Your goal
Restate, word for word, all of the material shown below.
━━━━━━
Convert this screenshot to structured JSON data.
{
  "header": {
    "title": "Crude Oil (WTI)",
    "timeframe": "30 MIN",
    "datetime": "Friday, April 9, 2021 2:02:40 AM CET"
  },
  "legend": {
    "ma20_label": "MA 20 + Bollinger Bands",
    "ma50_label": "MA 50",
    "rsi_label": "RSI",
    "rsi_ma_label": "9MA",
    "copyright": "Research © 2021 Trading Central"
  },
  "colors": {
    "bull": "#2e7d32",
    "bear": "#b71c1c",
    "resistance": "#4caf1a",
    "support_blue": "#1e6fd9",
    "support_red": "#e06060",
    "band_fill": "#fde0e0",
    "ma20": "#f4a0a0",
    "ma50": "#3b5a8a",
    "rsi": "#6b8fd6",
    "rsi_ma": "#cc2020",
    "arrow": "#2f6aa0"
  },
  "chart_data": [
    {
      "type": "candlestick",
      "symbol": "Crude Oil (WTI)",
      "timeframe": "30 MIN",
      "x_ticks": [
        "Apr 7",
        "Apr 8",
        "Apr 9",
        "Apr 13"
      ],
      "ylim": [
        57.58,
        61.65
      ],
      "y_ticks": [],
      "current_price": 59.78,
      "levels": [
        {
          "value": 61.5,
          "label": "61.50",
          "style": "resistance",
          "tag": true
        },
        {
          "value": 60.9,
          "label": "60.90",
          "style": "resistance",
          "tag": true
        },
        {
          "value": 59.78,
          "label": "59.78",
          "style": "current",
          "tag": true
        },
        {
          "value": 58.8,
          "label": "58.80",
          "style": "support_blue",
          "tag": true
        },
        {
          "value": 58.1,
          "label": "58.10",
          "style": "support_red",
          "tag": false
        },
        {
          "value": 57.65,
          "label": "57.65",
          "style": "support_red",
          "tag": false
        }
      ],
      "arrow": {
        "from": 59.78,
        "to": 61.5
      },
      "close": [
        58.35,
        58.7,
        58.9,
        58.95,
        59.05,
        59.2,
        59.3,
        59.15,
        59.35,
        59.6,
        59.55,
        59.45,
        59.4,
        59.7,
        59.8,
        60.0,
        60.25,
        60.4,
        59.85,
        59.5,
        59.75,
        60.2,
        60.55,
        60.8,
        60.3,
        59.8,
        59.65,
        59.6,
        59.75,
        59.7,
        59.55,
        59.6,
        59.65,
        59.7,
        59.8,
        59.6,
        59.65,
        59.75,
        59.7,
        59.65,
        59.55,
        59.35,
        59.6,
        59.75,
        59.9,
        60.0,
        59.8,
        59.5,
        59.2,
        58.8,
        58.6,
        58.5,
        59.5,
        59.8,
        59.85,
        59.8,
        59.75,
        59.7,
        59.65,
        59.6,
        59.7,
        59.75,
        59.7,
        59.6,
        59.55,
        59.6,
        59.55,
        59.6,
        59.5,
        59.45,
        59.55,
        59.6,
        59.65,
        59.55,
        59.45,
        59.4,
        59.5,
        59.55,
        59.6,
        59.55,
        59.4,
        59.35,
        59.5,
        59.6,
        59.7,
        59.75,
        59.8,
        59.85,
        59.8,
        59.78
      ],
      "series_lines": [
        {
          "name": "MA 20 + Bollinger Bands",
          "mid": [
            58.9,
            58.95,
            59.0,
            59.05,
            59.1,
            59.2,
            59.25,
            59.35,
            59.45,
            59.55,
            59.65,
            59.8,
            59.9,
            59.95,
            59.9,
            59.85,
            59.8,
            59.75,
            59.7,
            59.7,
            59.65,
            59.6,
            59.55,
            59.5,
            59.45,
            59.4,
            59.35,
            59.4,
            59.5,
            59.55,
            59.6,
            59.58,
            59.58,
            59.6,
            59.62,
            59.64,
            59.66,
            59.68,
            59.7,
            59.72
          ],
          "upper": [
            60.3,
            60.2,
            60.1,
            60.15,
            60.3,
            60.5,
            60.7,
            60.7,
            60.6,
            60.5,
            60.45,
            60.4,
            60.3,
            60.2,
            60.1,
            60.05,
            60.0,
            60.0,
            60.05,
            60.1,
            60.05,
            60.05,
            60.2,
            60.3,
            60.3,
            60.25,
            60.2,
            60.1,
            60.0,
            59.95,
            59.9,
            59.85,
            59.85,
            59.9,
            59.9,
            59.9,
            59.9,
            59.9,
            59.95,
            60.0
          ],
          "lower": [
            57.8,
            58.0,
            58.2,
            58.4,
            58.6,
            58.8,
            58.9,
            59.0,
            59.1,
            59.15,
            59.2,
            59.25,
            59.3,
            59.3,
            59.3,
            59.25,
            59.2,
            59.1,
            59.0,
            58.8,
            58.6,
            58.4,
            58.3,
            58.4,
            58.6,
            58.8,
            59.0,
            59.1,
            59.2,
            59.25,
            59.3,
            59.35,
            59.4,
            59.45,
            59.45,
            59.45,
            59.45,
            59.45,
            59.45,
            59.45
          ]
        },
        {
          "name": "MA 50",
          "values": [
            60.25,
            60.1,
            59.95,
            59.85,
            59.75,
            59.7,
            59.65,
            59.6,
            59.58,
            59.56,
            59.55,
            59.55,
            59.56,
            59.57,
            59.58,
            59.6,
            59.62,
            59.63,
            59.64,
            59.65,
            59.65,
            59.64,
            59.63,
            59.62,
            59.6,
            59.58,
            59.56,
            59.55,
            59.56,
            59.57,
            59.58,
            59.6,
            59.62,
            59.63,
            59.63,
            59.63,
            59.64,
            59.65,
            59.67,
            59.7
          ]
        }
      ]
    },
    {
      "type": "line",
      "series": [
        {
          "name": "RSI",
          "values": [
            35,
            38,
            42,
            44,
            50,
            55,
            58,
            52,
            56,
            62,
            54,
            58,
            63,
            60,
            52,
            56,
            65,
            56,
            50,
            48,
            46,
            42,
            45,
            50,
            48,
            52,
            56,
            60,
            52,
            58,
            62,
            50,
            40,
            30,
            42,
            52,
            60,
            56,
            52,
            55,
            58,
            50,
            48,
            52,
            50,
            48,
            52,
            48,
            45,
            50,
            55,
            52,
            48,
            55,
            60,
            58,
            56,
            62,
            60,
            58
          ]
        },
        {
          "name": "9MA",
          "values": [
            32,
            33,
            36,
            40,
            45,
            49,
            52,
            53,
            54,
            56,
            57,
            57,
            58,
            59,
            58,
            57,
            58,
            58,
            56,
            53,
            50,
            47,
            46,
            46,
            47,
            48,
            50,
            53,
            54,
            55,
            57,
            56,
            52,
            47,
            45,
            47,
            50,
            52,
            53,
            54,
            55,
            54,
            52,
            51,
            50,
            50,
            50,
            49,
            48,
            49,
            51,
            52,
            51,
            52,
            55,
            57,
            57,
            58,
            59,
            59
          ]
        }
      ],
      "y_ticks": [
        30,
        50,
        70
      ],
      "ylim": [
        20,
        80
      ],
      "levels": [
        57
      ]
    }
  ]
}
━━━━━━
Final result
Convert this screenshot to structured JSON data.
{
  "header": {
    "title": "Crude Oil (WTI)",
    "timeframe": "30 MIN",
    "datetime": "Friday, April 9, 2021 2:02:40 AM CET"
  },
  "legend": {
    "ma20_label": "MA 20 + Bollinger Bands",
    "ma50_label": "MA 50",
    "rsi_label": "RSI",
    "rsi_ma_label": "9MA",
    "copyright": "Research © 2021 Trading Central"
  },
  "colors": {
    "bull": "#2e7d32",
    "bear": "#b71c1c",
    "resistance": "#4caf1a",
    "support_blue": "#1e6fd9",
    "support_red": "#e06060",
    "band_fill": "#fde0e0",
    "ma20": "#f4a0a0",
    "ma50": "#3b5a8a",
    "rsi": "#6b8fd6",
    "rsi_ma": "#cc2020",
    "arrow": "#2f6aa0"
  },
  "chart_data": [
    {
      "type": "candlestick",
      "symbol": "Crude Oil (WTI)",
      "timeframe": "30 MIN",
      "x_ticks": [
        "Apr 7",
        "Apr 8",
        "Apr 9",
        "Apr 13"
      ],
      "ylim": [
        57.58,
        61.65
      ],
      "y_ticks": [],
      "current_price": 59.78,
      "levels": [
        {
          "value": 61.5,
          "label": "61.50",
          "style": "resistance",
          "tag": true
        },
        {
          "value": 60.9,
          "label": "60.90",
          "style": "resistance",
          "tag": true
        },
        {
          "value": 59.78,
          "label": "59.78",
          "style": "current",
          "tag": true
        },
        {
          "value": 58.8,
          "label": "58.80",
          "style": "support_blue",
          "tag": true
        },
        {
          "value": 58.1,
          "label": "58.10",
          "style": "support_red",
          "tag": false
        },
        {
          "value": 57.65,
          "label": "57.65",
          "style": "support_red",
          "tag": false
        }
      ],
      "arrow": {
        "from": 59.78,
        "to": 61.5
      },
      "close": [
        58.35,
        58.7,
        58.9,
        58.95,
        59.05,
        59.2,
        59.3,
        59.15,
        59.35,
        59.6,
        59.55,
        59.45,
        59.4,
        59.7,
        59.8,
        60.0,
        60.25,
        60.4,
        59.85,
        59.5,
        59.75,
        60.2,
        60.55,
        60.8,
        60.3,
        59.8,
        59.65,
        59.6,
        59.75,
        59.7,
        59.55,
        59.6,
        59.65,
        59.7,
        59.8,
        59.6,
        59.65,
        59.75,
        59.7,
        59.65,
        59.55,
        59.35,
        59.6,
        59.75,
        59.9,
        60.0,
        59.8,
        59.5,
        59.2,
        58.8,
        58.6,
        58.5,
        59.5,
        59.8,
        59.85,
        59.8,
        59.75,
        59.7,
        59.65,
        59.6,
        59.7,
        59.75,
        59.7,
        59.6,
        59.55,
        59.6,
        59.55,
        59.6,
        59.5,
        59.45,
        59.55,
        59.6,
        59.65,
        59.55,
        59.45,
        59.4,
        59.5,
        59.55,
        59.6,
        59.55,
        59.4,
        59.35,
        59.5,
        59.6,
        59.7,
        59.75,
        59.8,
        59.85,
        59.8,
        59.78
      ],
      "series_lines": [
        {
          "name": "MA 20 + Bollinger Bands",
          "mid": [
            58.9,
            58.95,
            59.0,
            59.05,
            59.1,
            59.2,
            59.25,
            59.35,
            59.45,
            59.55,
            59.65,
            59.8,
            59.9,
            59.95,
            59.9,
            59.85,
            59.8,
            59.75,
            59.7,
            59.7,
            59.65,
            59.6,
            59.55,
            59.5,
            59.45,
            59.4,
            59.35,
            59.4,
            59.5,
            59.55,
            59.6,
            59.58,
            59.58,
            59.6,
            59.62,
            59.64,
            59.66,
            59.68,
            59.7,
            59.72
          ],
          "upper": [
            60.3,
            60.2,
            60.1,
            60.15,
            60.3,
            60.5,
            60.7,
            60.7,
            60.6,
            60.5,
            60.45,
            60.4,
            60.3,
            60.2,
            60.1,
            60.05,
            60.0,
            60.0,
            60.05,
            60.1,
            60.05,
            60.05,
            60.2,
            60.3,
            60.3,
            60.25,
            60.2,
            60.1,
            60.0,
            59.95,
            59.9,
            59.85,
            59.85,
            59.9,
            59.9,
            59.9,
            59.9,
            59.9,
            59.95,
            60.0
          ],
          "lower": [
            57.8,
            58.0,
            58.2,
            58.4,
            58.6,
            58.8,
            58.9,
            59.0,
            59.1,
            59.15,
            59.2,
            59.25,
            59.3,
            59.3,
            59.3,
            59.25,
            59.2,
            59.1,
            59.0,
            58.8,
            58.6,
            58.4,
            58.3,
            58.4,
            58.6,
            58.8,
            59.0,
            59.1,
            59.2,
            59.25,
            59.3,
            59.35,
            59.4,
            59.45,
            59.45,
            59.45,
            59.45,
            59.45,
            59.45,
            59.45
          ]
        },
        {
          "name": "MA 50",
          "values": [
            60.25,
            60.1,
            59.95,
            59.85,
            59.75,
            59.7,
            59.65,
            59.6,
            59.58,
            59.56,
            59.55,
            59.55,
            59.56,
            59.57,
            59.58,
            59.6,
            59.62,
            59.63,
            59.64,
            59.65,
            59.65,
            59.64,
            59.63,
            59.62,
            59.6,
            59.58,
            59.56,
            59.55,
            59.56,
            59.57,
            59.58,
            59.6,
            59.62,
            59.63,
            59.63,
            59.63,
            59.64,
            59.65,
            59.67,
            59.7
          ]
        }
      ]
    },
    {
      "type": "line",
      "series": [
        {
          "name": "RSI",
          "values": [
            35,
            38,
            42,
            44,
            50,
            55,
            58,
            52,
            56,
            62,
            54,
            58,
            63,
            60,
            52,
            56,
            65,
            56,
            50,
            48,
            46,
            42,
            45,
            50,
            48,
            52,
            56,
            60,
            52,
            58,
            62,
            50,
            40,
            30,
            42,
            52,
            60,
            56,
            52,
            55,
            58,
            50,
            48,
            52,
            50,
            48,
            52,
            48,
            45,
            50,
            55,
            52,
            48,
            55,
            60,
            58,
            56,
            62,
            60,
            58
          ]
        },
        {
          "name": "9MA",
          "values": [
            32,
            33,
            36,
            40,
            45,
            49,
            52,
            53,
            54,
            56,
            57,
            57,
            58,
            59,
            58,
            57,
            58,
            58,
            56,
            53,
            50,
            47,
            46,
            46,
            47,
            48,
            50,
            53,
            54,
            55,
            57,
            56,
            52,
            47,
            45,
            47,
            50,
            52,
            53,
            54,
            55,
            54,
            52,
            51,
            50,
            50,
            50,
            49,
            48,
            49,
            51,
            52,
            51,
            52,
            55,
            57,
            57,
            58,
            59,
            59
          ]
        }
      ],
      "y_ticks": [
        30,
        50,
        70
      ],
      "ylim": [
        20,
        80
      ],
      "levels": [
        57
      ]
    }
  ]
}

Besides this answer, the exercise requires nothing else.